_OBJECTIVE_: Only the pictures are omitted; repeat all other data exactly.

Figure record listings:
** START **
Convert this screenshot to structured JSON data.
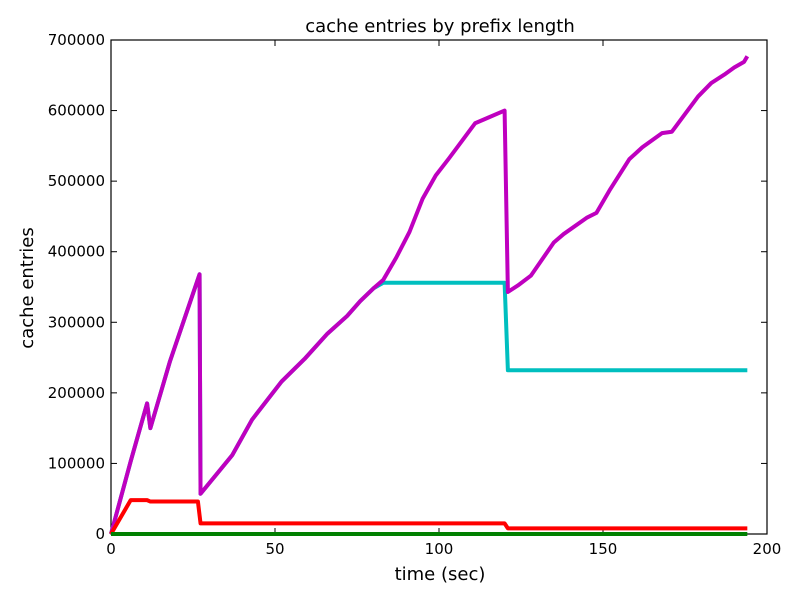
{
  "chart_data": {
    "type": "line",
    "title": "cache entries by prefix length",
    "xlabel": "time (sec)",
    "ylabel": "cache entries",
    "xlim": [
      0,
      200
    ],
    "ylim": [
      0,
      700000
    ],
    "xticks": [
      0,
      50,
      100,
      150,
      200
    ],
    "yticks": [
      0,
      100000,
      200000,
      300000,
      400000,
      500000,
      600000,
      700000
    ],
    "xtick_labels": [
      "0",
      "50",
      "100",
      "150",
      "200"
    ],
    "ytick_labels": [
      "0",
      "100000",
      "200000",
      "300000",
      "400000",
      "500000",
      "600000",
      "700000"
    ],
    "grid": false,
    "legend": false,
    "series": [
      {
        "color": "#00BFBF",
        "points": [
          [
            0,
            0
          ],
          [
            6,
            103000
          ],
          [
            11,
            185000
          ],
          [
            12,
            150000
          ],
          [
            18,
            245000
          ],
          [
            27,
            368000
          ],
          [
            27.3,
            57000
          ],
          [
            34,
            95000
          ],
          [
            37,
            112000
          ],
          [
            43,
            162000
          ],
          [
            52,
            216000
          ],
          [
            59,
            248000
          ],
          [
            66,
            284000
          ],
          [
            72,
            309000
          ],
          [
            76,
            330000
          ],
          [
            80,
            348000
          ],
          [
            83,
            356000
          ],
          [
            88,
            356000
          ],
          [
            100,
            356000
          ],
          [
            110,
            356000
          ],
          [
            120,
            356000
          ],
          [
            121,
            232000
          ],
          [
            150,
            232000
          ],
          [
            180,
            232000
          ],
          [
            194,
            232000
          ]
        ]
      },
      {
        "color": "#BF00BF",
        "points": [
          [
            0,
            0
          ],
          [
            6,
            103000
          ],
          [
            11,
            185000
          ],
          [
            12,
            150000
          ],
          [
            18,
            245000
          ],
          [
            27,
            368000
          ],
          [
            27.3,
            57000
          ],
          [
            34,
            95000
          ],
          [
            37,
            112000
          ],
          [
            43,
            162000
          ],
          [
            52,
            216000
          ],
          [
            59,
            248000
          ],
          [
            66,
            284000
          ],
          [
            72,
            309000
          ],
          [
            76,
            330000
          ],
          [
            80,
            348000
          ],
          [
            83,
            360000
          ],
          [
            87,
            392000
          ],
          [
            91,
            428000
          ],
          [
            95,
            475000
          ],
          [
            99,
            508000
          ],
          [
            103,
            532000
          ],
          [
            107,
            557000
          ],
          [
            111,
            582000
          ],
          [
            115,
            590000
          ],
          [
            120,
            600000
          ],
          [
            121,
            343000
          ],
          [
            124,
            352000
          ],
          [
            128,
            366000
          ],
          [
            135,
            413000
          ],
          [
            138,
            425000
          ],
          [
            145,
            448000
          ],
          [
            148,
            455000
          ],
          [
            152,
            487000
          ],
          [
            158,
            531000
          ],
          [
            162,
            548000
          ],
          [
            168,
            568000
          ],
          [
            171,
            570000
          ],
          [
            175,
            595000
          ],
          [
            179,
            620000
          ],
          [
            183,
            639000
          ],
          [
            187,
            651000
          ],
          [
            190,
            661000
          ],
          [
            193,
            669000
          ],
          [
            194,
            677000
          ]
        ]
      },
      {
        "color": "#FF0000",
        "points": [
          [
            0,
            0
          ],
          [
            6,
            48000
          ],
          [
            11,
            48000
          ],
          [
            12,
            46000
          ],
          [
            26.5,
            46000
          ],
          [
            27.3,
            15000
          ],
          [
            50,
            15000
          ],
          [
            100,
            15000
          ],
          [
            120,
            15000
          ],
          [
            121,
            8000
          ],
          [
            150,
            8000
          ],
          [
            194,
            8000
          ]
        ]
      },
      {
        "color": "#008000",
        "points": [
          [
            0,
            0
          ],
          [
            194,
            0
          ]
        ]
      }
    ]
  }
}
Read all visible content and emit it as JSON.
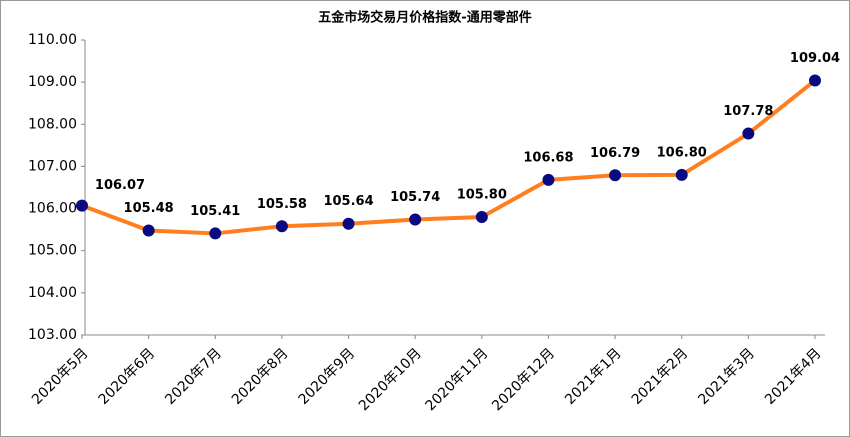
** END **
_RESPONSE TO THE TASK_:
Convert this screenshot to structured JSON data.
{
  "chart_data": {
    "type": "line",
    "title": "cache entries by prefix length",
    "xlabel": "time (sec)",
    "ylabel": "cache entries",
    "xlim": [
      0,
      200
    ],
    "ylim": [
      0,
      700000
    ],
    "xticks": [
      0,
      50,
      100,
      150,
      200
    ],
    "yticks": [
      0,
      100000,
      200000,
      300000,
      400000,
      500000,
      600000,
      700000
    ],
    "xtick_labels": [
      "0",
      "50",
      "100",
      "150",
      "200"
    ],
    "ytick_labels": [
      "0",
      "100000",
      "200000",
      "300000",
      "400000",
      "500000",
      "600000",
      "700000"
    ],
    "grid": false,
    "legend": false,
    "series": [
      {
        "color": "#00BFBF",
        "points": [
          [
            0,
            0
          ],
          [
            6,
            103000
          ],
          [
            11,
            185000
          ],
          [
            12,
            150000
          ],
          [
            18,
            245000
          ],
          [
            27,
            368000
          ],
          [
            27.3,
            57000
          ],
          [
            34,
            95000
          ],
          [
            37,
            112000
          ],
          [
            43,
            162000
          ],
          [
            52,
            216000
          ],
          [
            59,
            248000
          ],
          [
            66,
            284000
          ],
          [
            72,
            309000
          ],
          [
            76,
            330000
          ],
          [
            80,
            348000
          ],
          [
            83,
            356000
          ],
          [
            88,
            356000
          ],
          [
            100,
            356000
          ],
          [
            110,
            356000
          ],
          [
            120,
            356000
          ],
          [
            121,
            232000
          ],
          [
            150,
            232000
          ],
          [
            180,
            232000
          ],
          [
            194,
            232000
          ]
        ]
      },
      {
        "color": "#BF00BF",
        "points": [
          [
            0,
            0
          ],
          [
            6,
            103000
          ],
          [
            11,
            185000
          ],
          [
            12,
            150000
          ],
          [
            18,
            245000
          ],
          [
            27,
            368000
          ],
          [
            27.3,
            57000
          ],
          [
            34,
            95000
          ],
          [
            37,
            112000
          ],
          [
            43,
            162000
          ],
          [
            52,
            216000
          ],
          [
            59,
            248000
          ],
          [
            66,
            284000
          ],
          [
            72,
            309000
          ],
          [
            76,
            330000
          ],
          [
            80,
            348000
          ],
          [
            83,
            360000
          ],
          [
            87,
            392000
          ],
          [
            91,
            428000
          ],
          [
            95,
            475000
          ],
          [
            99,
            508000
          ],
          [
            103,
            532000
          ],
          [
            107,
            557000
          ],
          [
            111,
            582000
          ],
          [
            115,
            590000
          ],
          [
            120,
            600000
          ],
          [
            121,
            343000
          ],
          [
            124,
            352000
          ],
          [
            128,
            366000
          ],
          [
            135,
            413000
          ],
          [
            138,
            425000
          ],
          [
            145,
            448000
          ],
          [
            148,
            455000
          ],
          [
            152,
            487000
          ],
          [
            158,
            531000
          ],
          [
            162,
            548000
          ],
          [
            168,
            568000
          ],
          [
            171,
            570000
          ],
          [
            175,
            595000
          ],
          [
            179,
            620000
          ],
          [
            183,
            639000
          ],
          [
            187,
            651000
          ],
          [
            190,
            661000
          ],
          [
            193,
            669000
          ],
          [
            194,
            677000
          ]
        ]
      },
      {
        "color": "#FF0000",
        "points": [
          [
            0,
            0
          ],
          [
            6,
            48000
          ],
          [
            11,
            48000
          ],
          [
            12,
            46000
          ],
          [
            26.5,
            46000
          ],
          [
            27.3,
            15000
          ],
          [
            50,
            15000
          ],
          [
            100,
            15000
          ],
          [
            120,
            15000
          ],
          [
            121,
            8000
          ],
          [
            150,
            8000
          ],
          [
            194,
            8000
          ]
        ]
      },
      {
        "color": "#008000",
        "points": [
          [
            0,
            0
          ],
          [
            194,
            0
          ]
        ]
      }
    ]
  }
}
Read all visible content and emit it as JSON.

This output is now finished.